• **Task goal**: Extract each line containing the string "text".
The records start
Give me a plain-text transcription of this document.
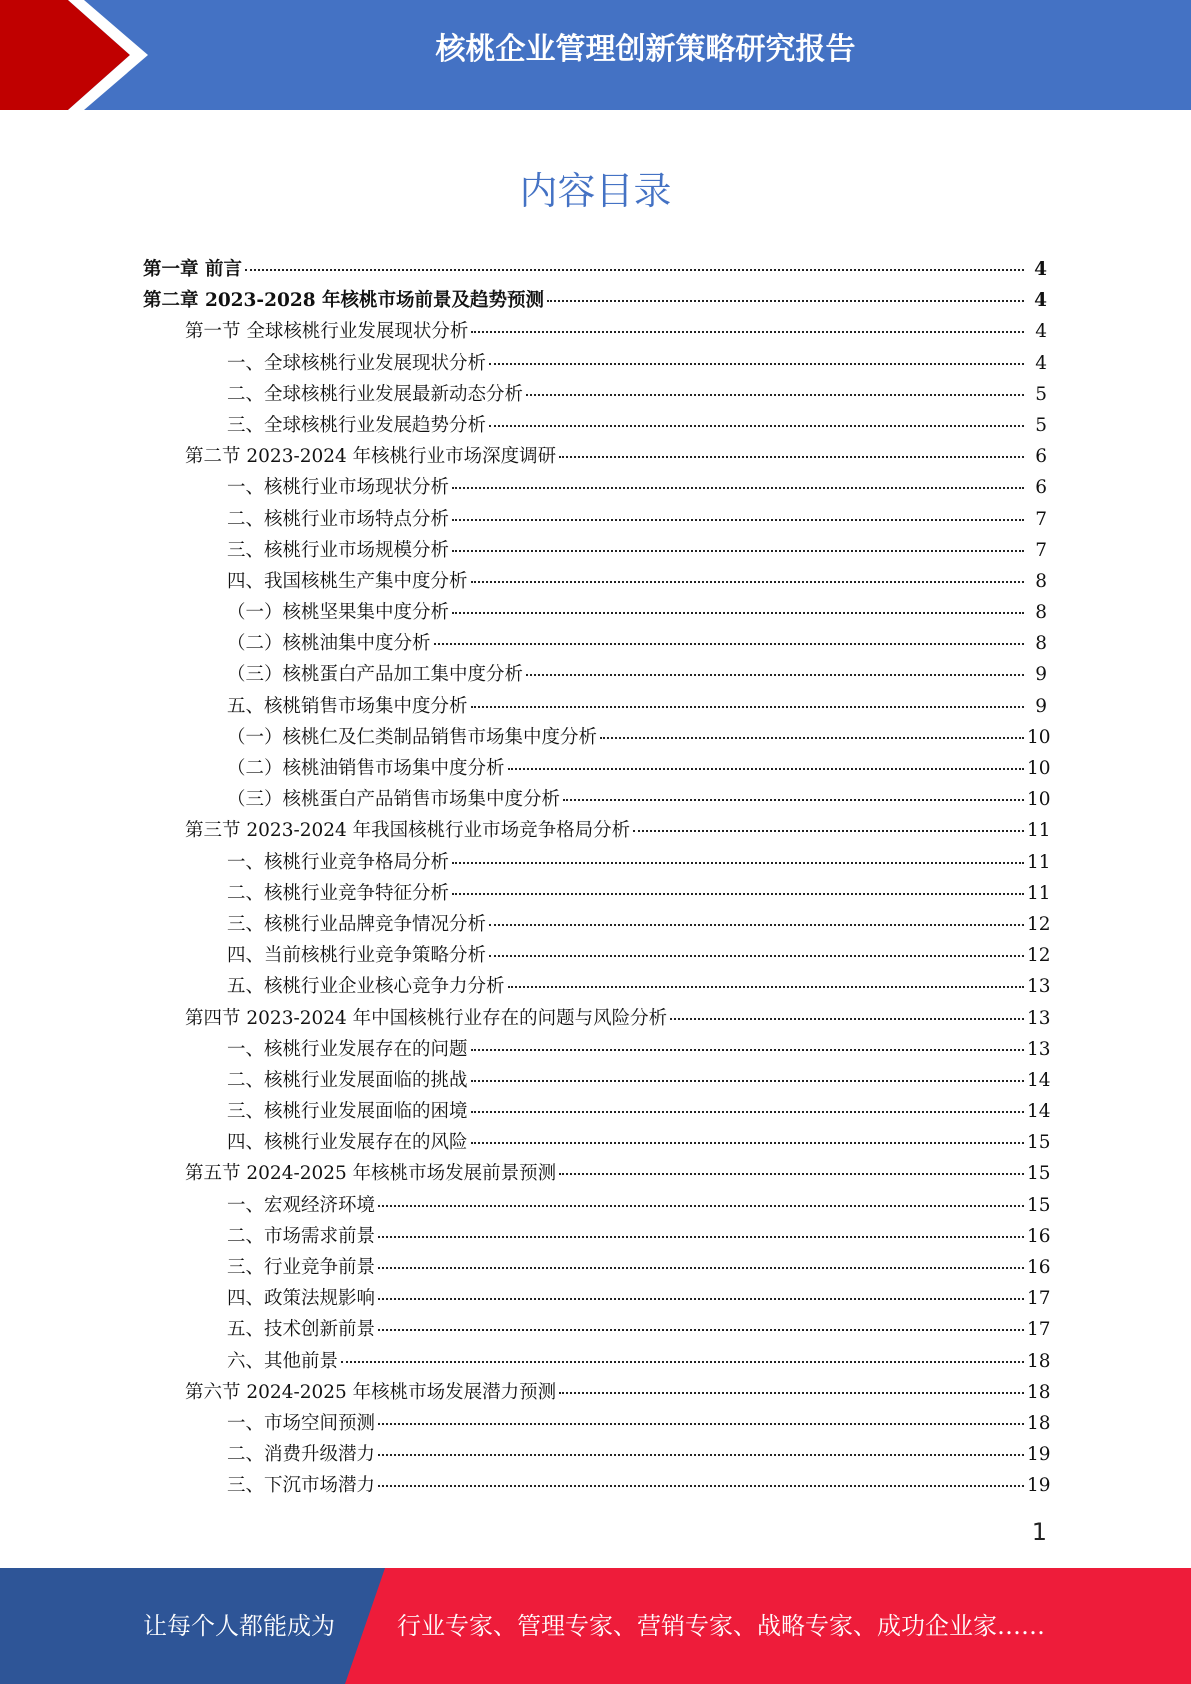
核桃企业管理创新策略研究报告
内容目录
第一章 前言	4
第二章 2023-2028 年核桃市场前景及趋势预测	4
第一节 全球核桃行业发展现状分析	4
一、全球核桃行业发展现状分析	4
二、全球核桃行业发展最新动态分析	5
三、全球核桃行业发展趋势分析	5
第二节 2023-2024 年核桃行业市场深度调研	6
一、核桃行业市场现状分析	6
二、核桃行业市场特点分析	7
三、核桃行业市场规模分析	7
四、我国核桃生产集中度分析	8
（一）核桃坚果集中度分析	8
（二）核桃油集中度分析	8
（三）核桃蛋白产品加工集中度分析	9
五、核桃销售市场集中度分析	9
（一）核桃仁及仁类制品销售市场集中度分析	10
（二）核桃油销售市场集中度分析	10
（三）核桃蛋白产品销售市场集中度分析	10
第三节 2023-2024 年我国核桃行业市场竞争格局分析	11
一、核桃行业竞争格局分析	11
二、核桃行业竞争特征分析	11
三、核桃行业品牌竞争情况分析	12
四、当前核桃行业竞争策略分析	12
五、核桃行业企业核心竞争力分析	13
第四节 2023-2024 年中国核桃行业存在的问题与风险分析	13
一、核桃行业发展存在的问题	13
二、核桃行业发展面临的挑战	14
三、核桃行业发展面临的困境	14
四、核桃行业发展存在的风险	15
第五节 2024-2025 年核桃市场发展前景预测	15
一、宏观经济环境	15
二、市场需求前景	16
三、行业竞争前景	16
四、政策法规影响	17
五、技术创新前景	17
六、其他前景	18
第六节 2024-2025 年核桃市场发展潜力预测	18
一、市场空间预测	18
二、消费升级潜力	19
三、下沉市场潜力	19
1
让每个人都能成为	行业专家、管理专家、营销专家、战略专家、成功企业家……
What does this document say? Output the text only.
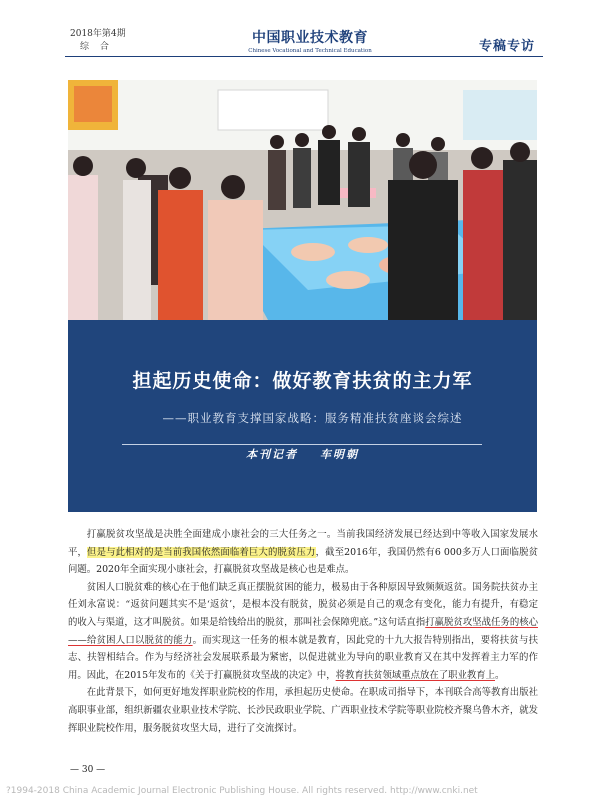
2018年第4期
综 合
中国职业技术教育
Chinese Vocational and Technical Education	专稿专访
担起历史使命：做好教育扶贫的主力军
——职业教育支撑国家战略：服务精准扶贫座谈会综述
本刊记者 车明朝

打赢脱贫攻坚战是决胜全面建成小康社会的三大任务之一。当前我国经济发展已经达到中等收入国家发展水平，但是与此相对的是当前我国依然面临着巨大的脱贫压力，截至2016年，我国仍然有6 000多万人口面临脱贫问题。2020年全面实现小康社会，打赢脱贫攻坚战是核心也是难点。

贫困人口脱贫难的核心在于他们缺乏真正摆脱贫困的能力，极易由于各种原因导致频频返贫。国务院扶贫办主任刘永富说：“返贫问题其实不是‘返贫’，是根本没有脱贫，脱贫必须是自己的观念有变化，能力有提升，有稳定的收入与渠道，这才叫脱贫。如果是给钱给出的脱贫，那叫社会保障兜底。”这句话直指打赢脱贫攻坚战任务的核心——给贫困人口以脱贫的能力。而实现这一任务的根本就是教育，因此党的十九大报告特别指出，要将扶贫与扶志、扶智相结合。作为与经济社会发展联系最为紧密，以促进就业为导向的职业教育又在其中发挥着主力军的作用。因此，在2015年发布的《关于打赢脱贫攻坚战的决定》中，将教育扶贫领域重点放在了职业教育上。

在此背景下，如何更好地发挥职业院校的作用，承担起历史使命。在职成司指导下，本刊联合高等教育出版社高职事业部，组织新疆农业职业技术学院、长沙民政职业学院、广西职业技术学院等职业院校齐聚乌鲁木齐，就发挥职业院校作用，服务脱贫攻坚大局，进行了交流探讨。

— 30 —
?1994-2018 China Academic Journal Electronic Publishing House. All rights reserved. http://www.cnki.net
The records end
• **Task output**:
Give me a plain-text transcription of this document.
What does this document say? Output the text only.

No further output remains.